[AIM OF THE EXERCISE]
Please give the lines from the start of the records through the line containing "List all visible", inclusive, as a Markdown table, skipping any blank lines. Use a column "Row" for the row number and a column "Line" for each line.
--
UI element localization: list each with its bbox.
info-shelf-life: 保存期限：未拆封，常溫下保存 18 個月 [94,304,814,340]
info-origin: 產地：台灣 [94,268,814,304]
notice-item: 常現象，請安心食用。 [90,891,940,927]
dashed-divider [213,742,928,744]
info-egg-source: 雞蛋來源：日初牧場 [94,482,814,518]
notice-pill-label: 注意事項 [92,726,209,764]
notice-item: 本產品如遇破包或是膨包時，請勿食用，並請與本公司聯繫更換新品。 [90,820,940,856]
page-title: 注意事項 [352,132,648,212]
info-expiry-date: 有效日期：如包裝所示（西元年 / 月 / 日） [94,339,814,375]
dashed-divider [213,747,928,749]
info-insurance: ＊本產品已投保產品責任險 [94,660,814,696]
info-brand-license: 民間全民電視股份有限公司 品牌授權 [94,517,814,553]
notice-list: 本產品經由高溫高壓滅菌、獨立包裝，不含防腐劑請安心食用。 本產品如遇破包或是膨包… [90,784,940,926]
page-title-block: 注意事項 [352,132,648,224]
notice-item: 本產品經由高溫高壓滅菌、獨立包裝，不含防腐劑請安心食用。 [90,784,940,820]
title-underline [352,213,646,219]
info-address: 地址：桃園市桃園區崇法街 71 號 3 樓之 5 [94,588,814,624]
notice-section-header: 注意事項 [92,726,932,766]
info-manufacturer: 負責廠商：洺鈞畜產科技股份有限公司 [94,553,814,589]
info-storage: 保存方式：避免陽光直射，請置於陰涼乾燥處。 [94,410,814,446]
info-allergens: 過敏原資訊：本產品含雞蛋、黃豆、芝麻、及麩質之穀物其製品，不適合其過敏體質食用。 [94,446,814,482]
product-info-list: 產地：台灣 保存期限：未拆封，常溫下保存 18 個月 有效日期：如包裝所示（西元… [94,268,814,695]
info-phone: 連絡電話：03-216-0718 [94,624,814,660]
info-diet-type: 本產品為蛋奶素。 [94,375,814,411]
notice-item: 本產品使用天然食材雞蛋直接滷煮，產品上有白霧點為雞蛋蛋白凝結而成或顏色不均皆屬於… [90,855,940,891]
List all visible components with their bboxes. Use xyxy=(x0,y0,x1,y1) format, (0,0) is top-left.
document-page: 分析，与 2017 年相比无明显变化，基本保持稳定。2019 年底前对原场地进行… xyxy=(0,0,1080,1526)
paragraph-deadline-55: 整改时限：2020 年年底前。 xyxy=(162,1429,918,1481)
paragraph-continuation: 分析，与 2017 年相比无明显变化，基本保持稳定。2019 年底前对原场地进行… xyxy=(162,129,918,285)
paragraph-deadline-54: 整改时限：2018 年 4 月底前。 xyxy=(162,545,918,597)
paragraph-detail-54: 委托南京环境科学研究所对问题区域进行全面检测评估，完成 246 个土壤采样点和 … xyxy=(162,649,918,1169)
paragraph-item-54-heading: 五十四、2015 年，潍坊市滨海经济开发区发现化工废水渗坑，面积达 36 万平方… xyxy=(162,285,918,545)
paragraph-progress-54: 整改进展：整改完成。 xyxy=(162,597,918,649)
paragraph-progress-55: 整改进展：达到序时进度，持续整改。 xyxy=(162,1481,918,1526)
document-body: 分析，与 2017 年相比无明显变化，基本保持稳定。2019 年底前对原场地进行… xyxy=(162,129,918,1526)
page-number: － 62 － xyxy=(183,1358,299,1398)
--
[FINAL RESULT]
| Row | Line |
|---|---|
| 1 | UI element localization: list each with its bbox. |
| 2 | info-shelf-life: 保存期限：未拆封，常溫下保存 18 個月 [94,304,814,340] |
| 3 | info-origin: 產地：台灣 [94,268,814,304] |
| 4 | notice-item: 常現象，請安心食用。 [90,891,940,927] |
| 5 | dashed-divider [213,742,928,744] |
| 6 | info-egg-source: 雞蛋來源：日初牧場 [94,482,814,518] |
| 7 | notice-pill-label: 注意事項 [92,726,209,764] |
| 8 | notice-item: 本產品如遇破包或是膨包時，請勿食用，並請與本公司聯繫更換新品。 [90,820,940,856] |
| 9 | page-title: 注意事項 [352,132,648,212] |
| 10 | info-expiry-date: 有效日期：如包裝所示（西元年 / 月 / 日） [94,339,814,375] |
| 11 | dashed-divider [213,747,928,749] |
| 12 | info-insurance: ＊本產品已投保產品責任險 [94,660,814,696] |
| 13 | info-brand-license: 民間全民電視股份有限公司 品牌授權 [94,517,814,553] |
| 14 | notice-list: 本產品經由高溫高壓滅菌、獨立包裝，不含防腐劑請安心食用。 本產品如遇破包或是膨包… [90,784,940,926] |
| 15 | page-title-block: 注意事項 [352,132,648,224] |
| 16 | notice-item: 本產品經由高溫高壓滅菌、獨立包裝，不含防腐劑請安心食用。 [90,784,940,820] |
| 17 | title-underline [352,213,646,219] |
| 18 | info-address: 地址：桃園市桃園區崇法街 71 號 3 樓之 5 [94,588,814,624] |
| 19 | notice-section-header: 注意事項 [92,726,932,766] |
| 20 | info-manufacturer: 負責廠商：洺鈞畜產科技股份有限公司 [94,553,814,589] |
| 21 | info-storage: 保存方式：避免陽光直射，請置於陰涼乾燥處。 [94,410,814,446] |
| 22 | info-allergens: 過敏原資訊：本產品含雞蛋、黃豆、芝麻、及麩質之穀物其製品，不適合其過敏體質食用。 [94,446,814,482] |
| 23 | product-info-list: 產地：台灣 保存期限：未拆封，常溫下保存 18 個月 有效日期：如包裝所示（西元… [94,268,814,695] |
| 24 | info-phone: 連絡電話：03-216-0718 [94,624,814,660] |
| 25 | info-diet-type: 本產品為蛋奶素。 [94,375,814,411] |
| 26 | notice-item: 本產品使用天然食材雞蛋直接滷煮，產品上有白霧點為雞蛋蛋白凝結而成或顏色不均皆屬於… [90,855,940,891] |
| 27 | List all visible components with their bboxes. Use xyxy=(x0,y0,x1,y1) format, (0,0) is top-left. |